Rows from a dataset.
-- -- --

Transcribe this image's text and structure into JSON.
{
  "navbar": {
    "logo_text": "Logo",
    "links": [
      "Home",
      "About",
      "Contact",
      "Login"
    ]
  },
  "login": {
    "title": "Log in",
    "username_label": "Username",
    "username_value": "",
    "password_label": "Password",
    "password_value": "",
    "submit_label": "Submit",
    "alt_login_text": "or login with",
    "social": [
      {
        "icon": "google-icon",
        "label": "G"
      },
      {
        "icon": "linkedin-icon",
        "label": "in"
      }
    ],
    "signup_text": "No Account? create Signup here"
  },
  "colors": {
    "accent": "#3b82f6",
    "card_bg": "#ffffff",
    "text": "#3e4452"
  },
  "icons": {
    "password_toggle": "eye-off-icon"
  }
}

-- -- --

Exercise requirements.
Repeat the material above in full, quoting it exactly.

Written answer.
Transcribe this image's text and structure into JSON.
{
  "navbar": {
    "logo_text": "Logo",
    "links": [
      "Home",
      "About",
      "Contact",
      "Login"
    ]
  },
  "login": {
    "title": "Log in",
    "username_label": "Username",
    "username_value": "",
    "password_label": "Password",
    "password_value": "",
    "submit_label": "Submit",
    "alt_login_text": "or login with",
    "social": [
      {
        "icon": "google-icon",
        "label": "G"
      },
      {
        "icon": "linkedin-icon",
        "label": "in"
      }
    ],
    "signup_text": "No Account? create Signup here"
  },
  "colors": {
    "accent": "#3b82f6",
    "card_bg": "#ffffff",
    "text": "#3e4452"
  },
  "icons": {
    "password_toggle": "eye-off-icon"
  }
}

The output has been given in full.